##### Exercise input
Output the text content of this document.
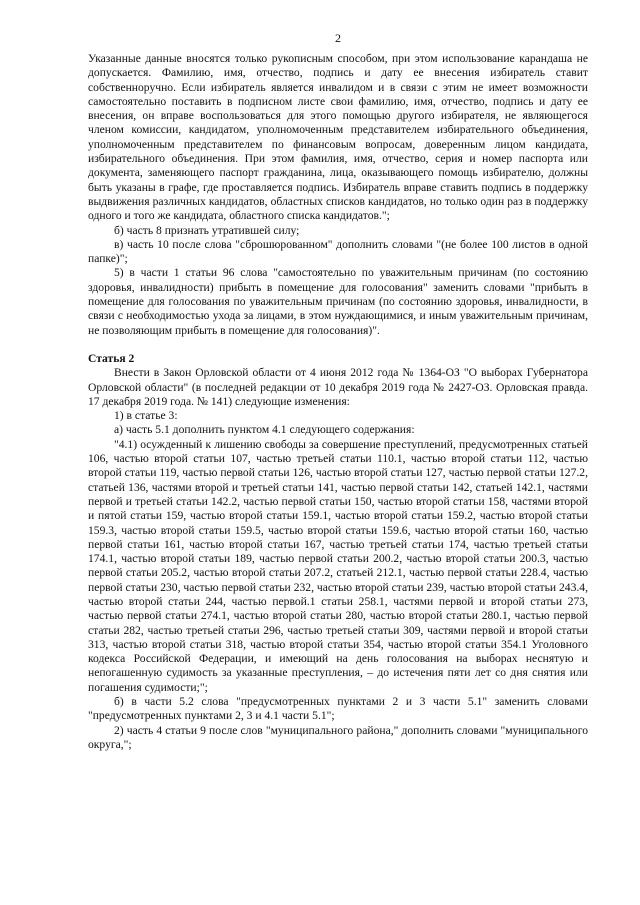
2

Указанные данные вносятся только рукописным способом, при этом использование карандаша не допускается. Фамилию, имя, отчество, подпись и дату ее внесения избиратель ставит собственноручно. Если избиратель является инвалидом и в связи с этим не имеет возможности самостоятельно поставить в подписном листе свои фамилию, имя, отчество, подпись и дату ее внесения, он вправе воспользоваться для этого помощью другого избирателя, не являющегося членом комиссии, кандидатом, уполномоченным представителем избирательного объединения, уполномоченным представителем по финансовым вопросам, доверенным лицом кандидата, избирательного объединения. При этом фамилия, имя, отчество, серия и номер паспорта или документа, заменяющего паспорт гражданина, лица, оказывающего помощь избирателю, должны быть указаны в графе, где проставляется подпись. Избиратель вправе ставить подпись в поддержку выдвижения различных кандидатов, областных списков кандидатов, но только один раз в поддержку одного и того же кандидата, областного списка кандидатов.";

б) часть 8 признать утратившей силу;

в) часть 10 после слова "сброшюрованном" дополнить словами "(не более 100 листов в одной папке)";

5) в части 1 статьи 96 слова "самостоятельно по уважительным причинам (по состоянию здоровья, инвалидности) прибыть в помещение для голосования" заменить словами "прибыть в помещение для голосования по уважительным причинам (по состоянию здоровья, инвалидности, в связи с необходимостью ухода за лицами, в этом нуждающимися, и иным уважительным причинам, не позволяющим прибыть в помещение для голосования)".

Статья 2

Внести в Закон Орловской области от 4 июня 2012 года № 1364-ОЗ "О выборах Губернатора Орловской области" (в последней редакции от 10 декабря 2019 года № 2427-ОЗ. Орловская правда. 17 декабря 2019 года. № 141) следующие изменения:

1) в статье 3:

а) часть 5.1 дополнить пунктом 4.1 следующего содержания:

"4.1) осужденный к лишению свободы за совершение преступлений, предусмотренных статьей 106, частью второй статьи 107, частью третьей статьи 110.1, частью второй статьи 112, частью второй статьи 119, частью первой статьи 126, частью второй статьи 127, частью первой статьи 127.2, статьей 136, частями второй и третьей статьи 141, частью первой статьи 142, статьей 142.1, частями первой и третьей статьи 142.2, частью первой статьи 150, частью второй статьи 158, частями второй и пятой статьи 159, частью второй статьи 159.1, частью второй статьи 159.2, частью второй статьи 159.3, частью второй статьи 159.5, частью второй статьи 159.6, частью второй статьи 160, частью первой статьи 161, частью второй статьи 167, частью третьей статьи 174, частью третьей статьи 174.1, частью второй статьи 189, частью первой статьи 200.2, частью второй статьи 200.3, частью первой статьи 205.2, частью второй статьи 207.2, статьей 212.1, частью первой статьи 228.4, частью первой статьи 230, частью первой статьи 232, частью второй статьи 239, частью второй статьи 243.4, частью второй статьи 244, частью первой.1 статьи 258.1, частями первой и второй статьи 273, частью первой статьи 274.1, частью второй статьи 280, частью второй статьи 280.1, частью первой статьи 282, частью третьей статьи 296, частью третьей статьи 309, частями первой и второй статьи 313, частью второй статьи 318, частью второй статьи 354, частью второй статьи 354.1 Уголовного кодекса Российской Федерации, и имеющий на день голосования на выборах неснятую и непогашенную судимость за указанные преступления, – до истечения пяти лет со дня снятия или погашения судимости;";

б) в части 5.2 слова "предусмотренных пунктами 2 и 3 части 5.1" заменить словами "предусмотренных пунктами 2, 3 и 4.1 части 5.1";

2) часть 4 статьи 9 после слов "муниципального района," дополнить словами "муниципального округа,";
##########
**Stated goal**
Count the lines that hold the string "дополнить" and state that number alone.

**Written reply**
3